EXERCISE TASK:
Count how many lines have the word "title" in them. Reply with that number by itself.

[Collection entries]
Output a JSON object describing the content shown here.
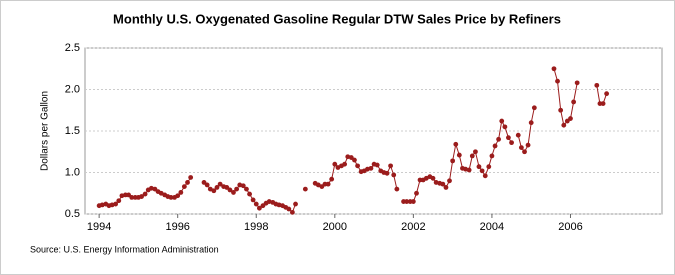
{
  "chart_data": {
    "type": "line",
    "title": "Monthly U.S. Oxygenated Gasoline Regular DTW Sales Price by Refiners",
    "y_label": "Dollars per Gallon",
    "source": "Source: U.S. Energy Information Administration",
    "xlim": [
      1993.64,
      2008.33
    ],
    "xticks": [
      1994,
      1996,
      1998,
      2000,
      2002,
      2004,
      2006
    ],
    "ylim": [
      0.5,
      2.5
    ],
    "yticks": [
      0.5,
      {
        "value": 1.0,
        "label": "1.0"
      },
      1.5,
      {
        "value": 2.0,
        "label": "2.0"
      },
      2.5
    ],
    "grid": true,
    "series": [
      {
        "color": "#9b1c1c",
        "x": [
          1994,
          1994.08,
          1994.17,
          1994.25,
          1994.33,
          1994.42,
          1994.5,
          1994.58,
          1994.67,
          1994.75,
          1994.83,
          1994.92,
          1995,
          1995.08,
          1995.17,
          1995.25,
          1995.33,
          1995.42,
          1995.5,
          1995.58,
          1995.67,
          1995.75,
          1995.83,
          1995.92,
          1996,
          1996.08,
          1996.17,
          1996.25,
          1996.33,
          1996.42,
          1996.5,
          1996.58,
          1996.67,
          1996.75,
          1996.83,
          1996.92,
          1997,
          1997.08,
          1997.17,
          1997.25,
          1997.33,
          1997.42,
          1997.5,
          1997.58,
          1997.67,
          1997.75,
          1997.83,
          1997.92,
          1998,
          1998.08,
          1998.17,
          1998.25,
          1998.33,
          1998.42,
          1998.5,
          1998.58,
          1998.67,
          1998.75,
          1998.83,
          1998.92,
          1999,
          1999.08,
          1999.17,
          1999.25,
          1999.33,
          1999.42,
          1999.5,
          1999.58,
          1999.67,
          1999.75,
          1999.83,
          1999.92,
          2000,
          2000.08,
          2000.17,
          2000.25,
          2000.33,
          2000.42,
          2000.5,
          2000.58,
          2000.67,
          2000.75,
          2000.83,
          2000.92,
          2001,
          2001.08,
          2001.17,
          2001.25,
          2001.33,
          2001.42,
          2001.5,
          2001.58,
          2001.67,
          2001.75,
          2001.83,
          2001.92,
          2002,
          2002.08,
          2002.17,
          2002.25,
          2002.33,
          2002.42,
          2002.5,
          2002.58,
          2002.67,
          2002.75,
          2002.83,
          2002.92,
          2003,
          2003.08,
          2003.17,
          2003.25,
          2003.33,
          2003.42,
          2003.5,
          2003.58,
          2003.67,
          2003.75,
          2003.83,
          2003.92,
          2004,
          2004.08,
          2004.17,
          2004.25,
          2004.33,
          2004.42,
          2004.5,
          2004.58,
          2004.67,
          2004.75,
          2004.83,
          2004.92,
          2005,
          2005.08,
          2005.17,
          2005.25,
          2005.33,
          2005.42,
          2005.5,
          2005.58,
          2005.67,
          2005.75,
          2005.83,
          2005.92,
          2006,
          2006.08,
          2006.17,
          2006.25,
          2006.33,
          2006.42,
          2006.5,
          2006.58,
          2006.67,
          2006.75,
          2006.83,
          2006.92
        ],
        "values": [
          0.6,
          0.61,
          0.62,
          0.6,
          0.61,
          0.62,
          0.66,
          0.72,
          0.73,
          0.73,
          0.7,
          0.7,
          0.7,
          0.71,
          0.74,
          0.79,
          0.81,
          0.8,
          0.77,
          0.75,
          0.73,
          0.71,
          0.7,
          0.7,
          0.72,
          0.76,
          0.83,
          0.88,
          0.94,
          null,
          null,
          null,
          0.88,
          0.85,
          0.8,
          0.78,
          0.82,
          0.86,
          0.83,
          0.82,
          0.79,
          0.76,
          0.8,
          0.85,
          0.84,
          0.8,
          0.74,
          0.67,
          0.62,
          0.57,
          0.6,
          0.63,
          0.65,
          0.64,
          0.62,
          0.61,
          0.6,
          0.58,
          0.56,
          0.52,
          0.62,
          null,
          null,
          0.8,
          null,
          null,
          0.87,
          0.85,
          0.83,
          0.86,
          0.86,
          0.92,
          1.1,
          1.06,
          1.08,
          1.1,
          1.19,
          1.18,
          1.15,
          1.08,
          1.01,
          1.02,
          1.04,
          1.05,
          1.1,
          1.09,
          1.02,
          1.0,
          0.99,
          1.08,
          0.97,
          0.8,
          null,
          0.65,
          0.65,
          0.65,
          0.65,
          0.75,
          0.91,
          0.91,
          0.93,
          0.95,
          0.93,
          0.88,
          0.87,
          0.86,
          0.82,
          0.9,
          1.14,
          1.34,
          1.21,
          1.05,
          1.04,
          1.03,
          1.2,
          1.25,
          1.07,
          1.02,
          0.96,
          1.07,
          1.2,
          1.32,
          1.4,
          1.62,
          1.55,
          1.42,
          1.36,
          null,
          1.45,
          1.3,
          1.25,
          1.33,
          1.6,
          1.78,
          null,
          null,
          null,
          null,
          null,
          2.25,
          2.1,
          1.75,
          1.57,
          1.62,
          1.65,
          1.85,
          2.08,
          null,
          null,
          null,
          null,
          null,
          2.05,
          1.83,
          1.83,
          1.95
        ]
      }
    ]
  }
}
--
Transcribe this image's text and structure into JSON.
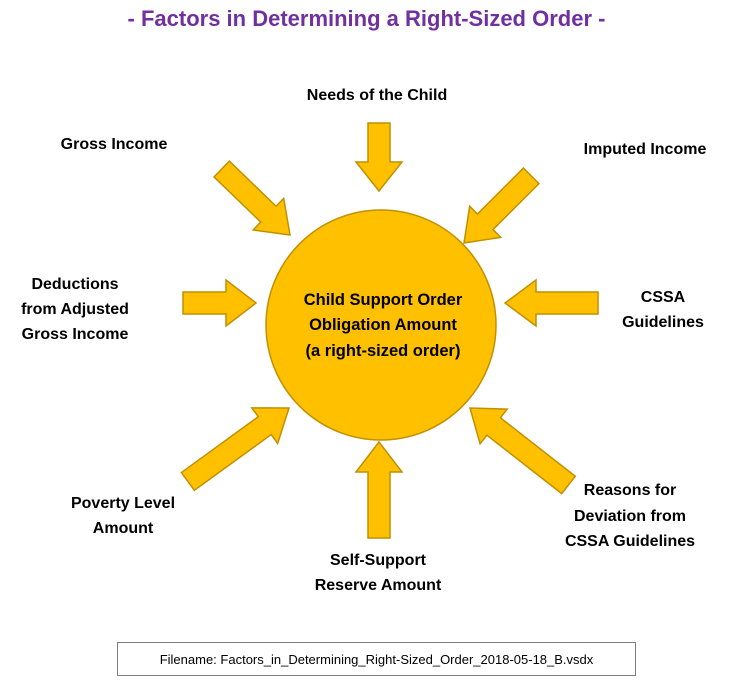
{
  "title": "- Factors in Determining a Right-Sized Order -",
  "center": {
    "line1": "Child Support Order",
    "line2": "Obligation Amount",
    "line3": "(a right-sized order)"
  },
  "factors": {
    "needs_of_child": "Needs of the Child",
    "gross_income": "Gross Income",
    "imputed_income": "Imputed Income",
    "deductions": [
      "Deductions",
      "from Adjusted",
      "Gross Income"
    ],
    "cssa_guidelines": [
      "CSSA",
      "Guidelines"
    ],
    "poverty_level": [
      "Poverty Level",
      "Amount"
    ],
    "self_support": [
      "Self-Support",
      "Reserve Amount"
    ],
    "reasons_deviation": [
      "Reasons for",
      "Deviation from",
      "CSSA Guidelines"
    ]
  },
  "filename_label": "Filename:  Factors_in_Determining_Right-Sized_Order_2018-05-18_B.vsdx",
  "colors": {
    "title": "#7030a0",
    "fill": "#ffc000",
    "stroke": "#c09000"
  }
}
==
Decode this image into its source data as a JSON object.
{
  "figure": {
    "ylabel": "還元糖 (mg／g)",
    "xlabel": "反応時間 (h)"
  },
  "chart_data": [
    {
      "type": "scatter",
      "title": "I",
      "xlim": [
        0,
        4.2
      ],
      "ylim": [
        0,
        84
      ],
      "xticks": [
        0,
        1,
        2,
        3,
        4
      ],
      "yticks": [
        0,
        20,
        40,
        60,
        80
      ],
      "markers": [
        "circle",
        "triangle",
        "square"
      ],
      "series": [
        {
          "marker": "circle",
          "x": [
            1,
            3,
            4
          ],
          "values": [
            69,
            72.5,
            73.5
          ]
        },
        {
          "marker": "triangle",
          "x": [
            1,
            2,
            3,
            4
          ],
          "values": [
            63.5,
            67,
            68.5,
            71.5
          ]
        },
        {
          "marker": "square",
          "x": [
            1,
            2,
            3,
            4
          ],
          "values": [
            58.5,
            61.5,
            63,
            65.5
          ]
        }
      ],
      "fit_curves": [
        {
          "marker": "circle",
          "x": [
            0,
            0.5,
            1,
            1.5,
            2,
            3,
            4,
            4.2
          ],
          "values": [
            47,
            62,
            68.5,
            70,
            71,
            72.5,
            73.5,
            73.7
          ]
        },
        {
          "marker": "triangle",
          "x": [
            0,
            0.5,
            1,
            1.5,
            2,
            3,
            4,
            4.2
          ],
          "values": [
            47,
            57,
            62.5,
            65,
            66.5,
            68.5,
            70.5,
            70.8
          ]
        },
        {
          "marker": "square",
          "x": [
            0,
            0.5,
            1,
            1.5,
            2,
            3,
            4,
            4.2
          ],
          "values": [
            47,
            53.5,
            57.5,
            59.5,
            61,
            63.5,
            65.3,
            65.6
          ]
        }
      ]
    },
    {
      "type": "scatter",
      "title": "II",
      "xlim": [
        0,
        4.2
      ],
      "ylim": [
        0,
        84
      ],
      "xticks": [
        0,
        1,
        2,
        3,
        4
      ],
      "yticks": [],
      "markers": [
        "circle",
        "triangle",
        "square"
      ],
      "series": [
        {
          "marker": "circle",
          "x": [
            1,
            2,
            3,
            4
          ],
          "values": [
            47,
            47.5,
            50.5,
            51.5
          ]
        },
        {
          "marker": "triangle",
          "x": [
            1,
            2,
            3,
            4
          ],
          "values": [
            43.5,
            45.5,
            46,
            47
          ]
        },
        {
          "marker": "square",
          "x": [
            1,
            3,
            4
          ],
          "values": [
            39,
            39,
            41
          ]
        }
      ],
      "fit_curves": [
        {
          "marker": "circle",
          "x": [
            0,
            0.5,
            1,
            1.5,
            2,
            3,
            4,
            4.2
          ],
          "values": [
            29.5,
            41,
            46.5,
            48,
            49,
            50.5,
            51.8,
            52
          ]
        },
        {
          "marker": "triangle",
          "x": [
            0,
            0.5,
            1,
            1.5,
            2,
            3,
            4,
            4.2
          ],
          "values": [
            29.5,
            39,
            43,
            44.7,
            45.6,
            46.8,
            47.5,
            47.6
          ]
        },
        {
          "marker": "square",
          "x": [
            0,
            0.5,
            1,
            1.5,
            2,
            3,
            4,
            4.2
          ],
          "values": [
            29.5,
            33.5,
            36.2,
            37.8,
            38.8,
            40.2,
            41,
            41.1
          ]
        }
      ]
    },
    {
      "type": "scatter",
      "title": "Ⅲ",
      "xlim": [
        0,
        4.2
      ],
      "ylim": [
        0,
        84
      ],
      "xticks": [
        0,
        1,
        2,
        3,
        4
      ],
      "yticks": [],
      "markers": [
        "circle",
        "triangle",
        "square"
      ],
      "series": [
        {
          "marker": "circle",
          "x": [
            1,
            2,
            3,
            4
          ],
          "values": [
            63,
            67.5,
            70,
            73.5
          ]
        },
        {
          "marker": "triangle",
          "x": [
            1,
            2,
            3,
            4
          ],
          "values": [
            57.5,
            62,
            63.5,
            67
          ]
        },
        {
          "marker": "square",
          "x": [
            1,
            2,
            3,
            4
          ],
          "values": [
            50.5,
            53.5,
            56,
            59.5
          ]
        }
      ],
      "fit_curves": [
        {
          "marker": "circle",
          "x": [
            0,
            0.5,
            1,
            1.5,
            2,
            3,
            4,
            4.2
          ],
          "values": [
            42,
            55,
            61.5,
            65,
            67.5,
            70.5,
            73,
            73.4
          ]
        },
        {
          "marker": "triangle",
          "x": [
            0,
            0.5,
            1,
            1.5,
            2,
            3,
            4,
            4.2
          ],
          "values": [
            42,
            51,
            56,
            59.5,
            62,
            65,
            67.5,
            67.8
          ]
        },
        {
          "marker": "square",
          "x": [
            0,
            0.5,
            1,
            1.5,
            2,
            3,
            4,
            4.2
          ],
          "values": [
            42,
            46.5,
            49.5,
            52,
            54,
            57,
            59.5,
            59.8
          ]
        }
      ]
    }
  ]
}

CORRECT ANSWER:
6